◆ **What to do**
Pick out the lines containing "threshold".

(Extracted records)
------------------------------------

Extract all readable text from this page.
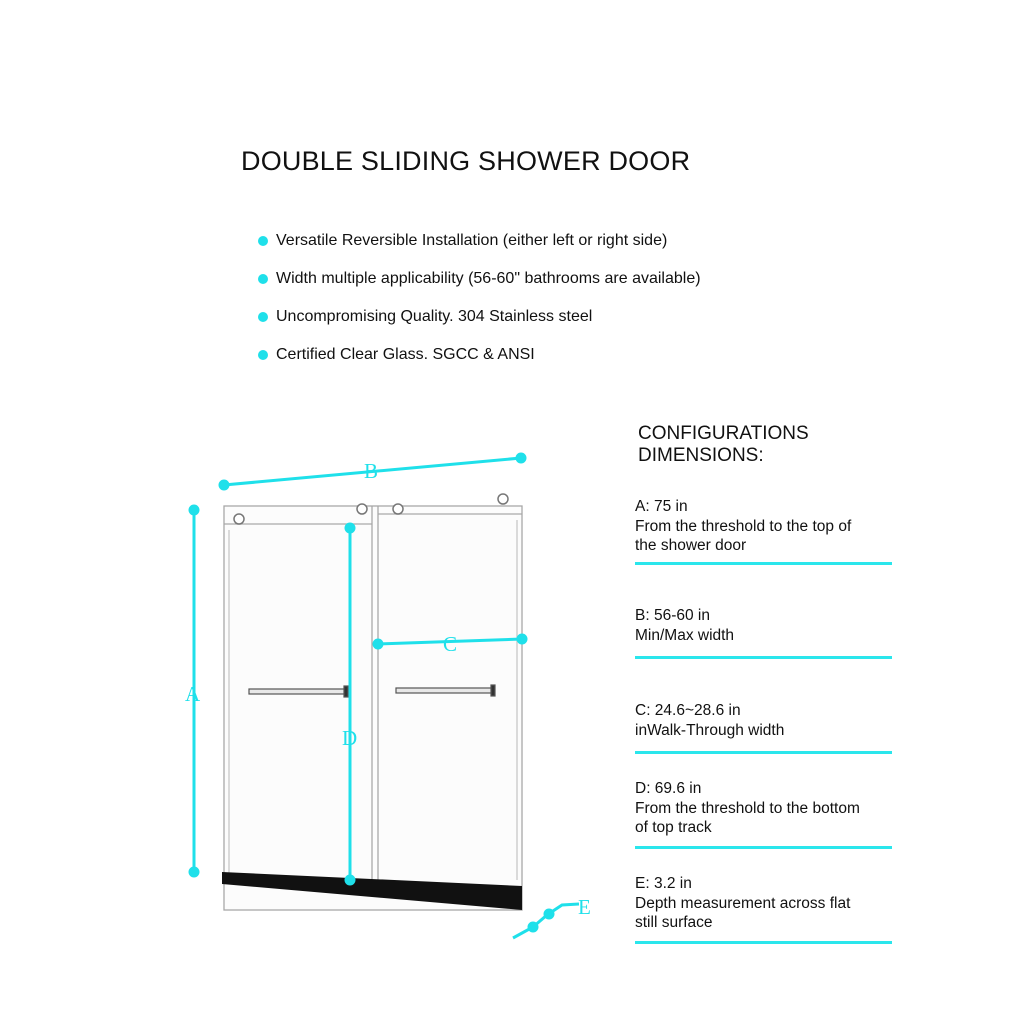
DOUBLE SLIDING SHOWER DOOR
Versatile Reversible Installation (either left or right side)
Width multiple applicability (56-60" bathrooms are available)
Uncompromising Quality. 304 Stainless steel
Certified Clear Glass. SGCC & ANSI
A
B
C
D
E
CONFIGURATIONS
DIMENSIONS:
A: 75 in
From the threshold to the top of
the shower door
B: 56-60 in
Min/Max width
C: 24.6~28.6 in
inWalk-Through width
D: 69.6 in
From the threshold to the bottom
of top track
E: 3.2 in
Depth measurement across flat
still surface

------------------------------------

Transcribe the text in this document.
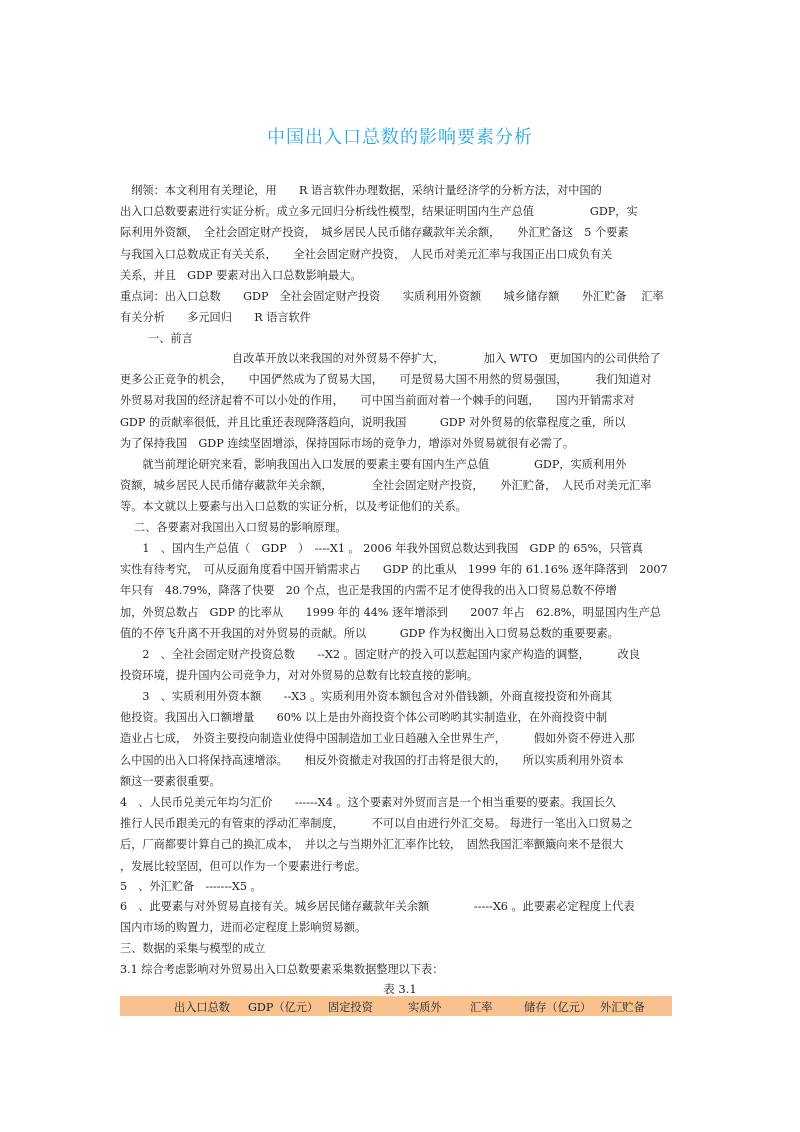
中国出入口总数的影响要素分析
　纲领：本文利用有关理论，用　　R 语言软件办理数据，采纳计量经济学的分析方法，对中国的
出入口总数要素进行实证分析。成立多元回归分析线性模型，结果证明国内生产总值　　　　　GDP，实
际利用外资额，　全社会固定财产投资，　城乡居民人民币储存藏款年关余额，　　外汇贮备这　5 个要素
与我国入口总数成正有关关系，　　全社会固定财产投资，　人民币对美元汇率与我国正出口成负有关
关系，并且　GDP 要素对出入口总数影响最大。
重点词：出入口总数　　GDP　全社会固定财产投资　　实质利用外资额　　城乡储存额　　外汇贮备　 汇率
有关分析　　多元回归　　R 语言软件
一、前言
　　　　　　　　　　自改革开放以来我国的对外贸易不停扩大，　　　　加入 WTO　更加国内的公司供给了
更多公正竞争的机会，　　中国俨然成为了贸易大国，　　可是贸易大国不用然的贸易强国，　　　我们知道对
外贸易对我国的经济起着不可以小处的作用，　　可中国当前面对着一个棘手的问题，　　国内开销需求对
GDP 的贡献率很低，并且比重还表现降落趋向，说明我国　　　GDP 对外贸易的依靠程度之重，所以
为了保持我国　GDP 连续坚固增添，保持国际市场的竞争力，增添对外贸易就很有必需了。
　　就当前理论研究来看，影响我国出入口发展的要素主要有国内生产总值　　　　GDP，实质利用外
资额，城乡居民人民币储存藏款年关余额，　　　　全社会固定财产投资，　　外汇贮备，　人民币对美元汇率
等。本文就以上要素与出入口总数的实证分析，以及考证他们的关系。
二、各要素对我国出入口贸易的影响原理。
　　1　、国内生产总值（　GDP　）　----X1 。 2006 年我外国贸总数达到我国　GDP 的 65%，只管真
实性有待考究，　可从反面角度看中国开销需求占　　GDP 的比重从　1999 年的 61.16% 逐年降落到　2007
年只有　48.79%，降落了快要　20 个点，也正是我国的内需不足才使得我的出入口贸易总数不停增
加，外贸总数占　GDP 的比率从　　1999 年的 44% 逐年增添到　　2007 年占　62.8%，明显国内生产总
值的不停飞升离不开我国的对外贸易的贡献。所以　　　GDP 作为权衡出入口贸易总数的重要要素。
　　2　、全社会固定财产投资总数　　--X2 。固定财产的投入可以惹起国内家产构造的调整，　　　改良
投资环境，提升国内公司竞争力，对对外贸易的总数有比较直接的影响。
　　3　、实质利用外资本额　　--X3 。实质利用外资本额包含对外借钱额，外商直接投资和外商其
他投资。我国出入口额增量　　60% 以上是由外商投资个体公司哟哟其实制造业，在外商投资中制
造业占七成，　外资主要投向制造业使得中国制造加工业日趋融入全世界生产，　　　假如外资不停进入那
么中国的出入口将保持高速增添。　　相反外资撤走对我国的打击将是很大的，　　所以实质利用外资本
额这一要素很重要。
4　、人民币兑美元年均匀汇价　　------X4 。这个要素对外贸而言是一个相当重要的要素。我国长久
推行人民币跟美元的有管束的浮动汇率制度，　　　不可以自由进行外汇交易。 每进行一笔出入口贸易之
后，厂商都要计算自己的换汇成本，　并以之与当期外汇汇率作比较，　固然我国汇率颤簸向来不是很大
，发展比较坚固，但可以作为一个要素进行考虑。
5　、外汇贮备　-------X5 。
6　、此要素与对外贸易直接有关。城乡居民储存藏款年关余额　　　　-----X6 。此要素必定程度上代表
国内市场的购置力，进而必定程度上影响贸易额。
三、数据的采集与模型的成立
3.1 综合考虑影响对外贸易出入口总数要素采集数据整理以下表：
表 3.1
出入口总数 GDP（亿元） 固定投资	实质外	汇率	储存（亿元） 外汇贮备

------------------------------------

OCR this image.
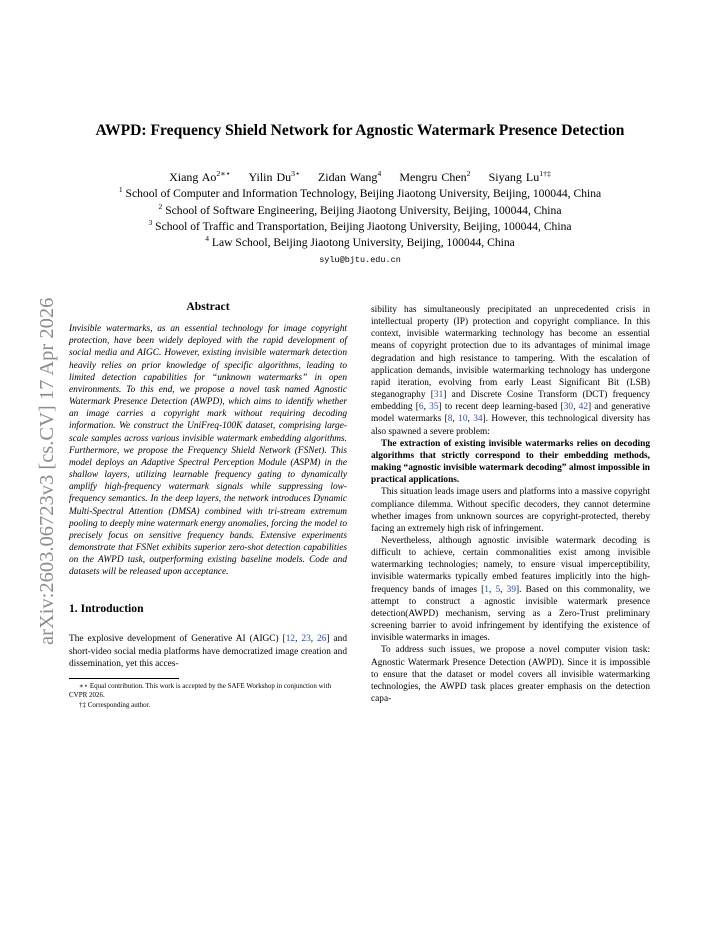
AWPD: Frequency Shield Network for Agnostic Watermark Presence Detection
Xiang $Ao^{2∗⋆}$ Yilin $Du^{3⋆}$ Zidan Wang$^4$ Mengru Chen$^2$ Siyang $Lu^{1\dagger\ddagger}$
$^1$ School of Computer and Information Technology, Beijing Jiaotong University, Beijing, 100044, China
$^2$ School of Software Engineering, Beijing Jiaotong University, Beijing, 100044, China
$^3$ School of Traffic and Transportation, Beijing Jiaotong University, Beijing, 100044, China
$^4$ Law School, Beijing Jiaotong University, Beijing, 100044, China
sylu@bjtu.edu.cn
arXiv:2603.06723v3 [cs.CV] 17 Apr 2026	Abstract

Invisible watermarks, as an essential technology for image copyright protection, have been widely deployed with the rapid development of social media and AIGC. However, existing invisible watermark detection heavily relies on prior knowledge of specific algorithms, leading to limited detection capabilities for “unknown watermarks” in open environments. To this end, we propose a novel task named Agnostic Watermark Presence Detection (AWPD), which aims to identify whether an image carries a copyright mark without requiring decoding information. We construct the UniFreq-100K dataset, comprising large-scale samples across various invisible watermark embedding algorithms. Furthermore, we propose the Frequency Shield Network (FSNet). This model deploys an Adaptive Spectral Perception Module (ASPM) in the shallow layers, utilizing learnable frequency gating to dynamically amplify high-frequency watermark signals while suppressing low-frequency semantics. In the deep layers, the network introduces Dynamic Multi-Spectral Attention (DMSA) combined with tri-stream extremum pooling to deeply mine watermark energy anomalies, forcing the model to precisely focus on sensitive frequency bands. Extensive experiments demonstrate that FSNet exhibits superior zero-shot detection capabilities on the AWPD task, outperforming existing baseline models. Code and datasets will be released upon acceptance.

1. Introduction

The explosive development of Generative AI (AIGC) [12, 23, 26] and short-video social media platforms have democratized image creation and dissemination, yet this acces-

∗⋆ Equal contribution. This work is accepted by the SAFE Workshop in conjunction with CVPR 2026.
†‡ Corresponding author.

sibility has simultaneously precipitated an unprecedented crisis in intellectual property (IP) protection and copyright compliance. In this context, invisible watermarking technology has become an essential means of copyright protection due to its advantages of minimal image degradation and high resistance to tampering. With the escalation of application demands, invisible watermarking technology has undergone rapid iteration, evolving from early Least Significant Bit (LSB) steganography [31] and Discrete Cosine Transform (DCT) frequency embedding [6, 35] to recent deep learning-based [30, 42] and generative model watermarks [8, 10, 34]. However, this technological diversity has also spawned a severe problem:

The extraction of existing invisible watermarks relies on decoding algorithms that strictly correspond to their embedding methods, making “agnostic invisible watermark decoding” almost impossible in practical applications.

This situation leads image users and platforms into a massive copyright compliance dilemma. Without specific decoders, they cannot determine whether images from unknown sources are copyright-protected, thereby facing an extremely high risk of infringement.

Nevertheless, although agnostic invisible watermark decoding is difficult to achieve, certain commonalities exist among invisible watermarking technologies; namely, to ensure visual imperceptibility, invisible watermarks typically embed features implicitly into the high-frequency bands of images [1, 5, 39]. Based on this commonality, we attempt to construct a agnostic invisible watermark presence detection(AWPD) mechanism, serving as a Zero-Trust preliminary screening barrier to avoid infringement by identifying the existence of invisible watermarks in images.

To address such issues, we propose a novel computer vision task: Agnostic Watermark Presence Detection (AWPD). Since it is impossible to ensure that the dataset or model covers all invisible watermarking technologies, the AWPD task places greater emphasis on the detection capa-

------------------------------------

◆ **Answer to the problem**
From the threshold to the top of
From the threshold to the bottom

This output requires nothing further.